### WORK INSTRUCTIONS
Check each line below for the word "this", and copy those that have it.

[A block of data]
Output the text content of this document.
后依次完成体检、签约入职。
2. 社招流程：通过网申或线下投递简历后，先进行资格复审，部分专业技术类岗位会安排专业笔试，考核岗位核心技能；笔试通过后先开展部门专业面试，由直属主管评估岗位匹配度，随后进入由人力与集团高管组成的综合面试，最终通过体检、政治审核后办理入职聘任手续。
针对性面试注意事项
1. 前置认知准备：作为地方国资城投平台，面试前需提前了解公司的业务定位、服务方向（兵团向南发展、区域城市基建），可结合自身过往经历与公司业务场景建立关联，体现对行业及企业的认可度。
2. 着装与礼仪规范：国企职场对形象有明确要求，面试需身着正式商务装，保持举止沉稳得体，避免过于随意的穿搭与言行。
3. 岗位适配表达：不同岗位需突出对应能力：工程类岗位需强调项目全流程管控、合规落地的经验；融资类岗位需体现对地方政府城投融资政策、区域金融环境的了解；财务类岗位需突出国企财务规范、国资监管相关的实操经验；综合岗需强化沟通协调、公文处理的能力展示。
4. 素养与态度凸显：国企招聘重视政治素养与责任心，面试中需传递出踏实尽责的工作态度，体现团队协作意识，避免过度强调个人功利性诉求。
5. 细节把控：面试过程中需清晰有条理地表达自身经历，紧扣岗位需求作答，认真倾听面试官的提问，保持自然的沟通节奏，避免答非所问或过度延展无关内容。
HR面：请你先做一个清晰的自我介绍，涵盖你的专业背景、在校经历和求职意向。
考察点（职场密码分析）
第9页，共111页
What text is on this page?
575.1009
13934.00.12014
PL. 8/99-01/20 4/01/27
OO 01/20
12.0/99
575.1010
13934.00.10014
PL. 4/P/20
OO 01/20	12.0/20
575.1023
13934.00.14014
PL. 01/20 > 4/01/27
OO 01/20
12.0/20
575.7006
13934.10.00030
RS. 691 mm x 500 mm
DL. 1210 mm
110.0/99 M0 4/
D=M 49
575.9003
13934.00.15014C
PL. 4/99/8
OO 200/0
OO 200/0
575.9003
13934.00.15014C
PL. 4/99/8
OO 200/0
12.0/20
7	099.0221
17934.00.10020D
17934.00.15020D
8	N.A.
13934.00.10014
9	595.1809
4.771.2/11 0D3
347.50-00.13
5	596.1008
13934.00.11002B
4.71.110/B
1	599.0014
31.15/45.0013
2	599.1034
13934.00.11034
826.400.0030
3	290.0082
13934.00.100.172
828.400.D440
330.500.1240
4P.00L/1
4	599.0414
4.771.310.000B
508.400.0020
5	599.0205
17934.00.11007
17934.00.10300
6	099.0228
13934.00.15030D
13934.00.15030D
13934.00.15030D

### WORKED ANSWER
Output the text content of this document.
What text is on this page?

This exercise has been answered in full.